(Task instructions):
Retype the records below exactly as they appear, but leave out any pictures.

Entries start

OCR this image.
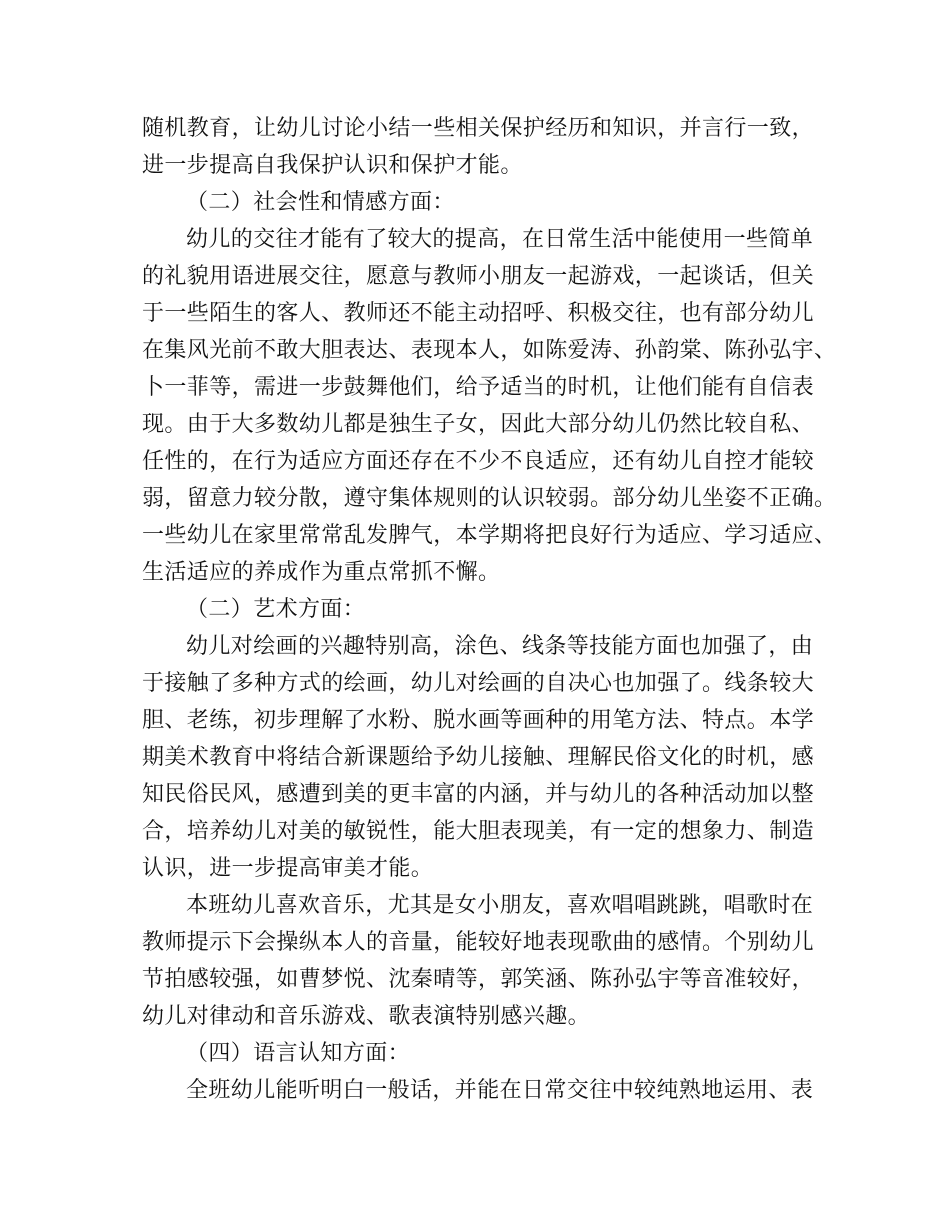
随机教育，让幼儿讨论小结一些相关保护经历和知识，并言行一致，
进一步提高自我保护认识和保护才能。
（二）社会性和情感方面：
幼儿的交往才能有了较大的提高，在日常生活中能使用一些简单
的礼貌用语进展交往，愿意与教师小朋友一起游戏，一起谈话，但关
于一些陌生的客人、教师还不能主动招呼、积极交往，也有部分幼儿
在集风光前不敢大胆表达、表现本人，如陈爱涛、孙韵棠、陈孙弘宇、
卜一菲等，需进一步鼓舞他们，给予适当的时机，让他们能有自信表
现。由于大多数幼儿都是独生子女，因此大部分幼儿仍然比较自私、
任性的，在行为适应方面还存在不少不良适应，还有幼儿自控才能较
弱，留意力较分散，遵守集体规则的认识较弱。部分幼儿坐姿不正确。
一些幼儿在家里常常乱发脾气，本学期将把良好行为适应、学习适应、
生活适应的养成作为重点常抓不懈。
（二）艺术方面：
幼儿对绘画的兴趣特别高，涂色、线条等技能方面也加强了，由
于接触了多种方式的绘画，幼儿对绘画的自决心也加强了。线条较大
胆、老练，初步理解了水粉、脱水画等画种的用笔方法、特点。本学
期美术教育中将结合新课题给予幼儿接触、理解民俗文化的时机，感
知民俗民风，感遭到美的更丰富的内涵，并与幼儿的各种活动加以整
合，培养幼儿对美的敏锐性，能大胆表现美，有一定的想象力、制造
认识，进一步提高审美才能。
本班幼儿喜欢音乐，尤其是女小朋友，喜欢唱唱跳跳，唱歌时在
教师提示下会操纵本人的音量，能较好地表现歌曲的感情。个别幼儿
节拍感较强，如曹梦悦、沈秦晴等，郭笑涵、陈孙弘宇等音准较好，
幼儿对律动和音乐游戏、歌表演特别感兴趣。
（四）语言认知方面：
全班幼儿能听明白一般话，并能在日常交往中较纯熟地运用、表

Entries end

(Task answer):
OCR this image.
随机教育，让幼儿讨论小结一些相关保护经历和知识，并言行一致，
进一步提高自我保护认识和保护才能。
（二）社会性和情感方面：
幼儿的交往才能有了较大的提高，在日常生活中能使用一些简单
的礼貌用语进展交往，愿意与教师小朋友一起游戏，一起谈话，但关
于一些陌生的客人、教师还不能主动招呼、积极交往，也有部分幼儿
在集风光前不敢大胆表达、表现本人，如陈爱涛、孙韵棠、陈孙弘宇、
卜一菲等，需进一步鼓舞他们，给予适当的时机，让他们能有自信表
现。由于大多数幼儿都是独生子女，因此大部分幼儿仍然比较自私、
任性的，在行为适应方面还存在不少不良适应，还有幼儿自控才能较
弱，留意力较分散，遵守集体规则的认识较弱。部分幼儿坐姿不正确。
一些幼儿在家里常常乱发脾气，本学期将把良好行为适应、学习适应、
生活适应的养成作为重点常抓不懈。
（二）艺术方面：
幼儿对绘画的兴趣特别高，涂色、线条等技能方面也加强了，由
于接触了多种方式的绘画，幼儿对绘画的自决心也加强了。线条较大
胆、老练，初步理解了水粉、脱水画等画种的用笔方法、特点。本学
期美术教育中将结合新课题给予幼儿接触、理解民俗文化的时机，感
知民俗民风，感遭到美的更丰富的内涵，并与幼儿的各种活动加以整
合，培养幼儿对美的敏锐性，能大胆表现美，有一定的想象力、制造
认识，进一步提高审美才能。
本班幼儿喜欢音乐，尤其是女小朋友，喜欢唱唱跳跳，唱歌时在
教师提示下会操纵本人的音量，能较好地表现歌曲的感情。个别幼儿
节拍感较强，如曹梦悦、沈秦晴等，郭笑涵、陈孙弘宇等音准较好，
幼儿对律动和音乐游戏、歌表演特别感兴趣。
（四）语言认知方面：
全班幼儿能听明白一般话，并能在日常交往中较纯熟地运用、表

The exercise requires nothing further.